### Task brief
Your task is to copy the listing exactly. Drop any pictures from the copy.

━━━ Source records

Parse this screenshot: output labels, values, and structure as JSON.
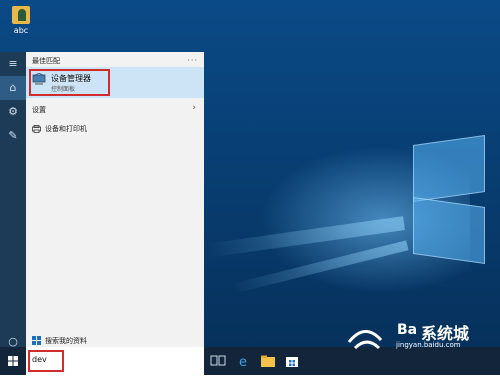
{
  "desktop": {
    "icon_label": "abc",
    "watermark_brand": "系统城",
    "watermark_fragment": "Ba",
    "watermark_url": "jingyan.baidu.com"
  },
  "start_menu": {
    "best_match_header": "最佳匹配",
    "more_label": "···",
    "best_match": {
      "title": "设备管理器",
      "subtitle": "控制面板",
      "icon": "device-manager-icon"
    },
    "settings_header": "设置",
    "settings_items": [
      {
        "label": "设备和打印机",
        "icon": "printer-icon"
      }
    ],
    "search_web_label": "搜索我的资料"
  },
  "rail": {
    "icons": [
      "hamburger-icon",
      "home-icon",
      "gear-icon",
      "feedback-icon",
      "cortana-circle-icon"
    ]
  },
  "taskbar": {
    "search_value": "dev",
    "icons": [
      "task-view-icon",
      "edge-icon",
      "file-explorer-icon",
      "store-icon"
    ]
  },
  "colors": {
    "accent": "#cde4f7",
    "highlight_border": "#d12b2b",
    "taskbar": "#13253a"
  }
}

━━━━━━

### Answer for the task
Parse this screenshot: output labels, values, and structure as JSON.
{
  "desktop": {
    "icon_label": "abc",
    "watermark_brand": "系统城",
    "watermark_fragment": "Ba",
    "watermark_url": "jingyan.baidu.com"
  },
  "start_menu": {
    "best_match_header": "最佳匹配",
    "more_label": "···",
    "best_match": {
      "title": "设备管理器",
      "subtitle": "控制面板",
      "icon": "device-manager-icon"
    },
    "settings_header": "设置",
    "settings_items": [
      {
        "label": "设备和打印机",
        "icon": "printer-icon"
      }
    ],
    "search_web_label": "搜索我的资料"
  },
  "rail": {
    "icons": [
      "hamburger-icon",
      "home-icon",
      "gear-icon",
      "feedback-icon",
      "cortana-circle-icon"
    ]
  },
  "taskbar": {
    "search_value": "dev",
    "icons": [
      "task-view-icon",
      "edge-icon",
      "file-explorer-icon",
      "store-icon"
    ]
  },
  "colors": {
    "accent": "#cde4f7",
    "highlight_border": "#d12b2b",
    "taskbar": "#13253a"
  }
}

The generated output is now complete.